- **TASK DIRECTIONS**
Read the listing below and copy out every line that holds "JSON".

(Chart and figure data)
_____

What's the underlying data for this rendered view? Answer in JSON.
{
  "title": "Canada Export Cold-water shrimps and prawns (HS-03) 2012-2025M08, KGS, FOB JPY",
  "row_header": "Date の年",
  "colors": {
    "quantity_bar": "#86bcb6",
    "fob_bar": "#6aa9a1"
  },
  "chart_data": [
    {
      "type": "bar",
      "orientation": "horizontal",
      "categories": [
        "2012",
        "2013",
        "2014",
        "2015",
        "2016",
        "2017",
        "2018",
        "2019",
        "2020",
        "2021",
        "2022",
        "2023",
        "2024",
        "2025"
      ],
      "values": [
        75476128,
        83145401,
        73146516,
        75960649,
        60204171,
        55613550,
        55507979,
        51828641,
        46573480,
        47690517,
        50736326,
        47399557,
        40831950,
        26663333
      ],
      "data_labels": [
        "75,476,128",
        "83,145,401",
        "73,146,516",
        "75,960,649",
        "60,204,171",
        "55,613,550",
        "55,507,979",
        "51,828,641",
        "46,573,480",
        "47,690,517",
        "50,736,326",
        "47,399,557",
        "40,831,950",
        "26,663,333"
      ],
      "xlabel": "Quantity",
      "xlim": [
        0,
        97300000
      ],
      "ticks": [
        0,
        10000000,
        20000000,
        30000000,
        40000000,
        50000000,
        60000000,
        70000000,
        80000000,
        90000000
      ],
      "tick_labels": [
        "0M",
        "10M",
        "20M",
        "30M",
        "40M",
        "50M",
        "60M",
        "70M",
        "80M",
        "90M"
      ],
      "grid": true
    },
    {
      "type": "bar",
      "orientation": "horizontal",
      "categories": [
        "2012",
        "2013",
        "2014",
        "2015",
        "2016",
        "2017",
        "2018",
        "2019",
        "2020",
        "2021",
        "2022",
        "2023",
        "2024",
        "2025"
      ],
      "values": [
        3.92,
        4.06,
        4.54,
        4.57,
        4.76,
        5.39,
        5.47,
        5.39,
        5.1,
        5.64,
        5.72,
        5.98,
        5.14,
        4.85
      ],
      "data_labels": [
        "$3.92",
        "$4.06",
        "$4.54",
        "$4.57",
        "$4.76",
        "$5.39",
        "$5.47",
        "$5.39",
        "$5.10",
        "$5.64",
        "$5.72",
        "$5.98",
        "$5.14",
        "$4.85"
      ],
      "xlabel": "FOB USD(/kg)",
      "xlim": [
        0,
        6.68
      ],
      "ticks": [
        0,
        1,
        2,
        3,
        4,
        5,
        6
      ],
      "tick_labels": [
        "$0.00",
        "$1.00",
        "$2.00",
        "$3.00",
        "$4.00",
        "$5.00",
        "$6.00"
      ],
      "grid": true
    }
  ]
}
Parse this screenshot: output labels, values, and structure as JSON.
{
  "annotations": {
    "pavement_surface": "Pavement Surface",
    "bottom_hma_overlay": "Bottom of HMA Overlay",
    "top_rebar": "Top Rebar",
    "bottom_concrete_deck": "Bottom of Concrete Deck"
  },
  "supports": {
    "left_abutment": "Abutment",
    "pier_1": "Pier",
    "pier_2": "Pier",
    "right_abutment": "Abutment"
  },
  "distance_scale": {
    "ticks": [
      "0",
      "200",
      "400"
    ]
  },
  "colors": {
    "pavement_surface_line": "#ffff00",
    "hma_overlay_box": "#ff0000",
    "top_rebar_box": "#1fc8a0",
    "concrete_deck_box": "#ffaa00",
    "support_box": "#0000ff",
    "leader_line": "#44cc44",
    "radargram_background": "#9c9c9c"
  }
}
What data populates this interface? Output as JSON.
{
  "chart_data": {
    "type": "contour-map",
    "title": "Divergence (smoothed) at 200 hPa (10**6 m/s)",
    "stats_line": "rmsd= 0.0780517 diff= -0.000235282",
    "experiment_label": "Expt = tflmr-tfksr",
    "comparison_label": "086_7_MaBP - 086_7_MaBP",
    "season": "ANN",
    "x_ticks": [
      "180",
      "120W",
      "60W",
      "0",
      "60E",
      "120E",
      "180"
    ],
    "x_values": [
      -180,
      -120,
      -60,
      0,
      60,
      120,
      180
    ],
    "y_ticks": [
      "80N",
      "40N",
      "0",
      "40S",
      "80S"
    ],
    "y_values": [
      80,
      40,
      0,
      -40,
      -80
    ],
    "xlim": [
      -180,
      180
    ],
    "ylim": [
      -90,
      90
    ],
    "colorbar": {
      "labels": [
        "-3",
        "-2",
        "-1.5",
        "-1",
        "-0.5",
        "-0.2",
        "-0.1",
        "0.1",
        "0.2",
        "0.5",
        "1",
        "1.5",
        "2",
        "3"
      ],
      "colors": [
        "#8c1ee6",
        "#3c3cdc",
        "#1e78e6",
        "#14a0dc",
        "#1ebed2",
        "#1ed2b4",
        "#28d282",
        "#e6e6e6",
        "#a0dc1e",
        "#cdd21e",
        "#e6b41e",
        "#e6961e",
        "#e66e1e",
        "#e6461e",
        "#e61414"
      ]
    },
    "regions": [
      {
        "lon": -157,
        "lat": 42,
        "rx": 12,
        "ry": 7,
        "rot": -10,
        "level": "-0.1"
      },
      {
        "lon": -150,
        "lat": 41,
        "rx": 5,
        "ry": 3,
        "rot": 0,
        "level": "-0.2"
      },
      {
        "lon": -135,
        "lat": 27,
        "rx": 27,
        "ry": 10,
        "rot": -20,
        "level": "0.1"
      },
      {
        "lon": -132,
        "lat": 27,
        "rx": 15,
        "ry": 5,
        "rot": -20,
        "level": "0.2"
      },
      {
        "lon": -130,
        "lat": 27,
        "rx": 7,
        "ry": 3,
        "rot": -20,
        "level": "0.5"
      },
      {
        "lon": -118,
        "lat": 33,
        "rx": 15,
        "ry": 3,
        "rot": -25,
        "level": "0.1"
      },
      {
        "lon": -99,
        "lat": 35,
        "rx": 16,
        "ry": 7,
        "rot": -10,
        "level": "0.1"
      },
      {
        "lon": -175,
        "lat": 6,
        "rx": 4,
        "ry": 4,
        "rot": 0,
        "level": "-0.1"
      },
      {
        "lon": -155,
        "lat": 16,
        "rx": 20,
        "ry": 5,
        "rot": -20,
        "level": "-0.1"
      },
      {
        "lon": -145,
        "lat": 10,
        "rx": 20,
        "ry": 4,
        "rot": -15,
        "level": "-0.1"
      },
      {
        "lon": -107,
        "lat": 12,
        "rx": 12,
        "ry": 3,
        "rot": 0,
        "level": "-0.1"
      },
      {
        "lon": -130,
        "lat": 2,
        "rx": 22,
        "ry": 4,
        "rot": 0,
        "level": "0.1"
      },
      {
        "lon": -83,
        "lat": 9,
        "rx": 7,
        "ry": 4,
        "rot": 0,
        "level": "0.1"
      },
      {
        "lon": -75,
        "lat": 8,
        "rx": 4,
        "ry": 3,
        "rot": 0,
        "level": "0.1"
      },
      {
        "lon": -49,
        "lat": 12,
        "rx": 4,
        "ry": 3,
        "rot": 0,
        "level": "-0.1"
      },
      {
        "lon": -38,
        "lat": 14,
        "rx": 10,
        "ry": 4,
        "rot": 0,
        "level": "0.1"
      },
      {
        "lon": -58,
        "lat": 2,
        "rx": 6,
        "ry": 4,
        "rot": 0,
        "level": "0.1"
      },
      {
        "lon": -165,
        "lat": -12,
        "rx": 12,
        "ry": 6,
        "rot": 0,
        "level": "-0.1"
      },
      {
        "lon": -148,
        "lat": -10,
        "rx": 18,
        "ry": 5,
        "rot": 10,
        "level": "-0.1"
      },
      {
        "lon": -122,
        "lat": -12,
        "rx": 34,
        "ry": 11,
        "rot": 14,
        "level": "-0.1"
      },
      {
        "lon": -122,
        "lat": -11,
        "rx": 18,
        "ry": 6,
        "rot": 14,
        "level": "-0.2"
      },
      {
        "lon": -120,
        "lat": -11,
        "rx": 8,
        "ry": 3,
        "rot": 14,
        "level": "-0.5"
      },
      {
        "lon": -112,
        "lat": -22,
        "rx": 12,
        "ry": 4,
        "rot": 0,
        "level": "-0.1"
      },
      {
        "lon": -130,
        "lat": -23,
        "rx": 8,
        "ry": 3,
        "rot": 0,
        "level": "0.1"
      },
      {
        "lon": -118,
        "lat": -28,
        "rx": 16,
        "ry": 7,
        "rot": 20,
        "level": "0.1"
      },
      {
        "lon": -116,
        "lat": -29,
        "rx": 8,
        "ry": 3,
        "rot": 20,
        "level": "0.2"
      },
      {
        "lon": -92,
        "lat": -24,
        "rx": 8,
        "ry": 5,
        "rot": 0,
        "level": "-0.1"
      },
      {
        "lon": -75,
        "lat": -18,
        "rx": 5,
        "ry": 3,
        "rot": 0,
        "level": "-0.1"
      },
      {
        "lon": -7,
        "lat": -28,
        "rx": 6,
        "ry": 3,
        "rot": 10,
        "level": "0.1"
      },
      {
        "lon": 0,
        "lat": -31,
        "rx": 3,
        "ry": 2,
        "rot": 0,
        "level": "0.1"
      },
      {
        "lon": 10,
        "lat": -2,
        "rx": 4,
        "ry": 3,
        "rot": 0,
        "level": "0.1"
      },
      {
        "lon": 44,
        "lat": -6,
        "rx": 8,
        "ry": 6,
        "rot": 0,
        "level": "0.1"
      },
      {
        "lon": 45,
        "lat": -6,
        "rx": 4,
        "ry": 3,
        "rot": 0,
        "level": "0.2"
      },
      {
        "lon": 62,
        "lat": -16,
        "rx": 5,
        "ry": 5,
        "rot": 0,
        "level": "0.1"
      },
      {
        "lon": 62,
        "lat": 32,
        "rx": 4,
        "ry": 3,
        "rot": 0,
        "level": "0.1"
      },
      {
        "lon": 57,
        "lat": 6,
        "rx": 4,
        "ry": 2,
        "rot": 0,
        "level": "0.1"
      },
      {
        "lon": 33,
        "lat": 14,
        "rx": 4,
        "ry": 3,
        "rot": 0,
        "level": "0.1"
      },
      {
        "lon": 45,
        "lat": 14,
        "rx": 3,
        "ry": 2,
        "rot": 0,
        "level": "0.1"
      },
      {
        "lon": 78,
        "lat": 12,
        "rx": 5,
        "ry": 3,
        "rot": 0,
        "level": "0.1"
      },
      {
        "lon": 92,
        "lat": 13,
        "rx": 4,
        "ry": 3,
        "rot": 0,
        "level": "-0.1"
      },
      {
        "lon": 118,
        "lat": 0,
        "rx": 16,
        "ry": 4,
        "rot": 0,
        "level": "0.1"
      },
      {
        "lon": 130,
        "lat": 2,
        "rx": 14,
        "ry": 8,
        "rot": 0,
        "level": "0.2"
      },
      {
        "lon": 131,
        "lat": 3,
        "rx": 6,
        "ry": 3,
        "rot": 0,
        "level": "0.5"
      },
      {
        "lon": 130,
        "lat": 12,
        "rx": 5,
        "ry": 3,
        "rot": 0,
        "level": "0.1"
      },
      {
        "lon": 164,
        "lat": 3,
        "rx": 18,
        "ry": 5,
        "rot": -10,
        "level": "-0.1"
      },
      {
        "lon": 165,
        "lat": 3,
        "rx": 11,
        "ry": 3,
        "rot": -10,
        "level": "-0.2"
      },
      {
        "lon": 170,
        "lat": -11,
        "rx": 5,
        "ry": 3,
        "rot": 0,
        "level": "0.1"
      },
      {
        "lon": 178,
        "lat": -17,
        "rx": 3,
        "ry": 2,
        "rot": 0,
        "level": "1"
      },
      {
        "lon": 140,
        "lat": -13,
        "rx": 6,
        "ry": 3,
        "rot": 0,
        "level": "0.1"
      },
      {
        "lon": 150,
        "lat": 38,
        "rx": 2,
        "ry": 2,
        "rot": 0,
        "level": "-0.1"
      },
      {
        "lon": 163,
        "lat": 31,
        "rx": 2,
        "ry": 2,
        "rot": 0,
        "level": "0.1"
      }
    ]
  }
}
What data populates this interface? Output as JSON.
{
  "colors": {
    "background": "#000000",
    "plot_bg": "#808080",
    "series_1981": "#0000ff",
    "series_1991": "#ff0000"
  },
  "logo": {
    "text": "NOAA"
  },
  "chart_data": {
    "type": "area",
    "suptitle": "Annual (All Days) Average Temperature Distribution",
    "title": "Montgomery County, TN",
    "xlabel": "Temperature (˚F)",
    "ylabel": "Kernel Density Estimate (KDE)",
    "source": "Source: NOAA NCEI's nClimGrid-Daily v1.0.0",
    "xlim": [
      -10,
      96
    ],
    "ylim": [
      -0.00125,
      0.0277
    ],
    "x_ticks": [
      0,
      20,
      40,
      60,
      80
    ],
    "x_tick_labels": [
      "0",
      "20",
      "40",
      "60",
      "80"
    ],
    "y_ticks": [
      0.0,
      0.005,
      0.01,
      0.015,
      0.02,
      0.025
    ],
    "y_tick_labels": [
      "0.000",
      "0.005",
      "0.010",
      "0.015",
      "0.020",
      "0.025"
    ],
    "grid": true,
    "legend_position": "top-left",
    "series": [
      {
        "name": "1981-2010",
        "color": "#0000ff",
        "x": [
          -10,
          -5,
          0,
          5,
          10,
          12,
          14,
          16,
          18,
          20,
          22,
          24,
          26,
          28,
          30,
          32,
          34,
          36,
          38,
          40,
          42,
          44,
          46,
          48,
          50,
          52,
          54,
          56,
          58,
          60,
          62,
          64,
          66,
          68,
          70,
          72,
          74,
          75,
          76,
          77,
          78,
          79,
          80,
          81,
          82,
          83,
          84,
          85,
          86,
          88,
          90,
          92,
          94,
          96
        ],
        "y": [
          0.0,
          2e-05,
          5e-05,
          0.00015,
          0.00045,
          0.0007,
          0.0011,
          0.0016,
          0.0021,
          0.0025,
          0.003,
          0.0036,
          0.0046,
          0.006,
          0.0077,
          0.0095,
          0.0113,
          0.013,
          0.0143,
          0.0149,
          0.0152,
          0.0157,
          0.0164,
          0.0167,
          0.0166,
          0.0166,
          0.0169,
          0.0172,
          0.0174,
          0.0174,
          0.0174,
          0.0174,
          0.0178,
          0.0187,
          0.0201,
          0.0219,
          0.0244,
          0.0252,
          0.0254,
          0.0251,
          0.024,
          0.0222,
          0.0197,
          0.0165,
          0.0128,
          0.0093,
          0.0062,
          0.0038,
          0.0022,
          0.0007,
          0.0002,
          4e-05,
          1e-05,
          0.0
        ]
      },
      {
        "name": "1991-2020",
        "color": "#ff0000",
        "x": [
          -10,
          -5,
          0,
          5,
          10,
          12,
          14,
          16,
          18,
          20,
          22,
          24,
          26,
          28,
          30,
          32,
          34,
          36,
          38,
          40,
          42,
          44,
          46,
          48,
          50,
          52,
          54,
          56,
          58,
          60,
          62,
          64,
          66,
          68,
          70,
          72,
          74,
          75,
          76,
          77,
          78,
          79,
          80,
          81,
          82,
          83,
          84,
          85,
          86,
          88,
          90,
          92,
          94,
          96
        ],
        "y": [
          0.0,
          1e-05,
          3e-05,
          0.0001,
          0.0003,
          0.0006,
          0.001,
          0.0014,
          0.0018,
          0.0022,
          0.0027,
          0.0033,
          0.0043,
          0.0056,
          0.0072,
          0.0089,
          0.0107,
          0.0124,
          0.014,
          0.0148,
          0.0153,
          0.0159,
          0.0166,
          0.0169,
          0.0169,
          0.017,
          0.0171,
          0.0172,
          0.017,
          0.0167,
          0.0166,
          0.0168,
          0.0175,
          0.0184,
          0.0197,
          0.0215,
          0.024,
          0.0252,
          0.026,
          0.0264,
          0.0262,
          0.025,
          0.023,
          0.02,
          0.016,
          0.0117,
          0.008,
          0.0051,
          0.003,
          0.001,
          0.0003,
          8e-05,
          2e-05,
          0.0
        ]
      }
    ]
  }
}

_____

- **ANSWER TO THIS TASK**
What's the underlying data for this rendered view? Answer in JSON.
Parse this screenshot: output labels, values, and structure as JSON.
What data populates this interface? Output as JSON.
What data populates this interface? Output as JSON.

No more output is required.